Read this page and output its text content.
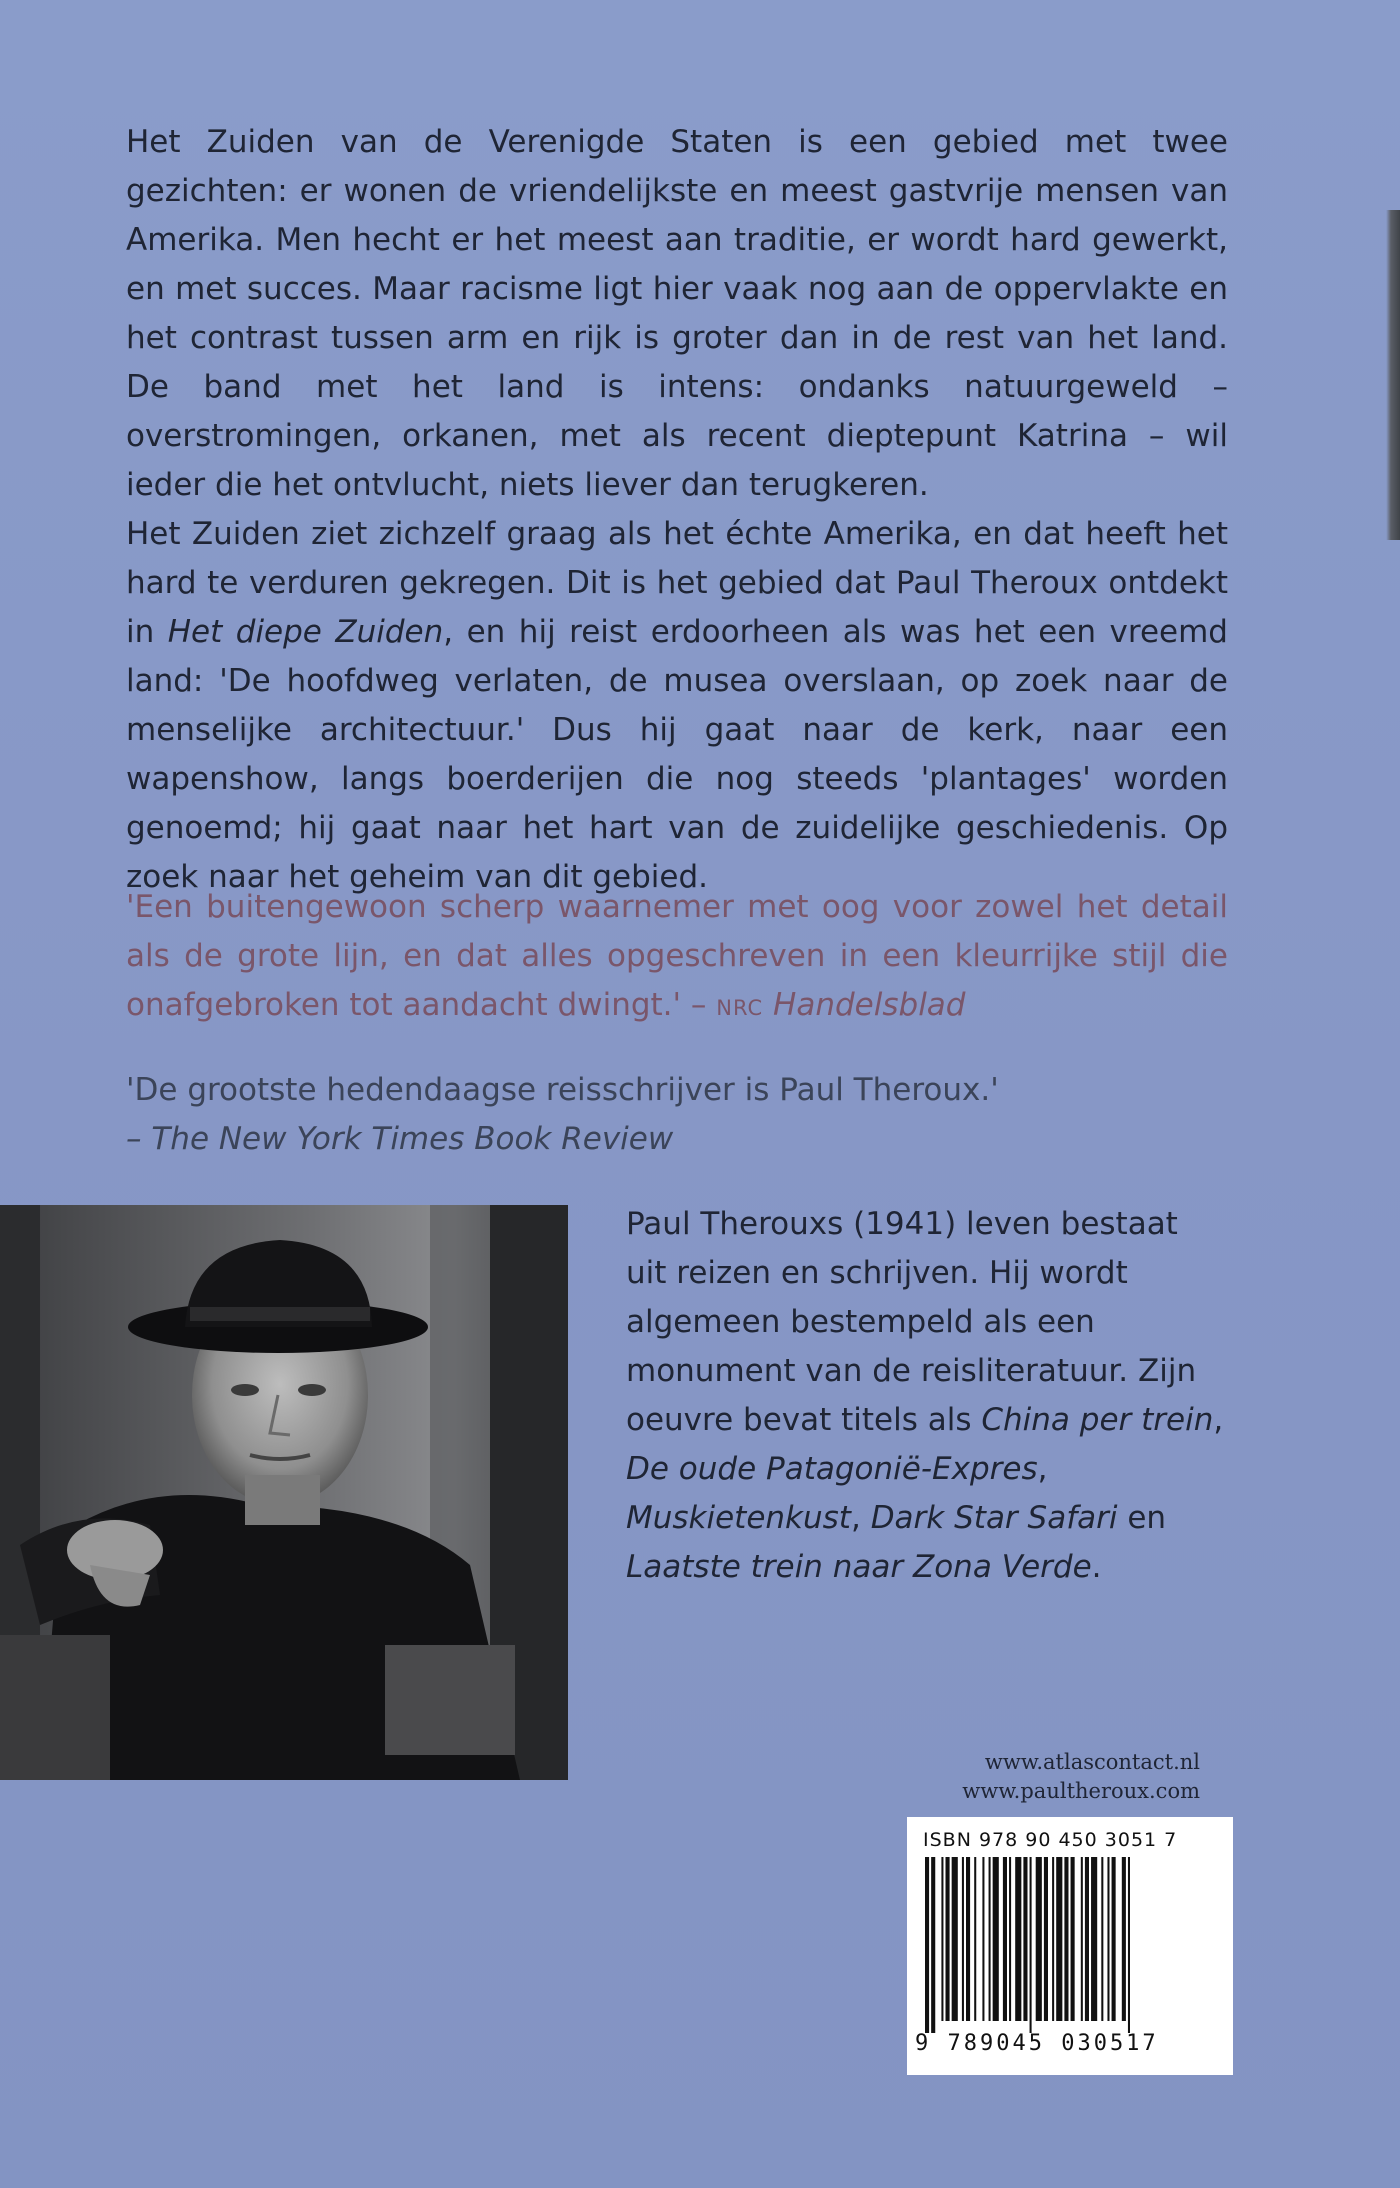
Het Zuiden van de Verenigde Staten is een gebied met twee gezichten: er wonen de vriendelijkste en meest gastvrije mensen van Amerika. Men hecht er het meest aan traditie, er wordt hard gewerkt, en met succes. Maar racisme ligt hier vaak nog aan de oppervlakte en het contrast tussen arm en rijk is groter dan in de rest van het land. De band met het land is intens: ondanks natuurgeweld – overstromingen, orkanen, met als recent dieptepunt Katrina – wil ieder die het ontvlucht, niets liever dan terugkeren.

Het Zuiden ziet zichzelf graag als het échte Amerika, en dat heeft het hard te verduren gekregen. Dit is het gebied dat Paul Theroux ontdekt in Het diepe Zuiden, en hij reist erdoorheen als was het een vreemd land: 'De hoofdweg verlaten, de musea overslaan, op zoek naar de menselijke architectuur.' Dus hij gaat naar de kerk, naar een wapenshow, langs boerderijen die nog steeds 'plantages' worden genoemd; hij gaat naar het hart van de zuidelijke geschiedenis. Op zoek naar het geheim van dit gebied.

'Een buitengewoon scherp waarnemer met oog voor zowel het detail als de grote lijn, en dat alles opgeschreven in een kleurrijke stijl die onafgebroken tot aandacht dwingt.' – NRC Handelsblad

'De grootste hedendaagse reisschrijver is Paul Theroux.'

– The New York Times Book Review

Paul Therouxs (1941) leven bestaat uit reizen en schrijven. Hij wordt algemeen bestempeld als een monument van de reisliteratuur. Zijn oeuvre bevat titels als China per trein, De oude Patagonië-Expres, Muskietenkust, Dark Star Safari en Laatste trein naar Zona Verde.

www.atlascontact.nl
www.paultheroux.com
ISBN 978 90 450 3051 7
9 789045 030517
------------------------------------
Given problem:
Copy every entry word for word, but omit the pictures.

Answer to this task:
Read this page and output its text content.
Het Zuiden van de Verenigde Staten is een gebied met twee gezichten: er wonen de vriendelijkste en meest gastvrije mensen van Amerika. Men hecht er het meest aan traditie, er wordt hard gewerkt, en met succes. Maar racisme ligt hier vaak nog aan de oppervlakte en het contrast tussen arm en rijk is groter dan in de rest van het land. De band met het land is intens: ondanks natuurgeweld – overstromingen, orkanen, met als recent dieptepunt Katrina – wil ieder die het ontvlucht, niets liever dan terugkeren.

Het Zuiden ziet zichzelf graag als het échte Amerika, en dat heeft het hard te verduren gekregen. Dit is het gebied dat Paul Theroux ontdekt in Het diepe Zuiden, en hij reist erdoorheen als was het een vreemd land: 'De hoofdweg verlaten, de musea overslaan, op zoek naar de menselijke architectuur.' Dus hij gaat naar de kerk, naar een wapenshow, langs boerderijen die nog steeds 'plantages' worden genoemd; hij gaat naar het hart van de zuidelijke geschiedenis. Op zoek naar het geheim van dit gebied.

'Een buitengewoon scherp waarnemer met oog voor zowel het detail als de grote lijn, en dat alles opgeschreven in een kleurrijke stijl die onafgebroken tot aandacht dwingt.' – NRC Handelsblad

'De grootste hedendaagse reisschrijver is Paul Theroux.'

– The New York Times Book Review

Paul Therouxs (1941) leven bestaat uit reizen en schrijven. Hij wordt algemeen bestempeld als een monument van de reisliteratuur. Zijn oeuvre bevat titels als China per trein, De oude Patagonië-Expres, Muskietenkust, Dark Star Safari en Laatste trein naar Zona Verde.

www.atlascontact.nl
www.paultheroux.com
ISBN 978 90 450 3051 7
9 789045 030517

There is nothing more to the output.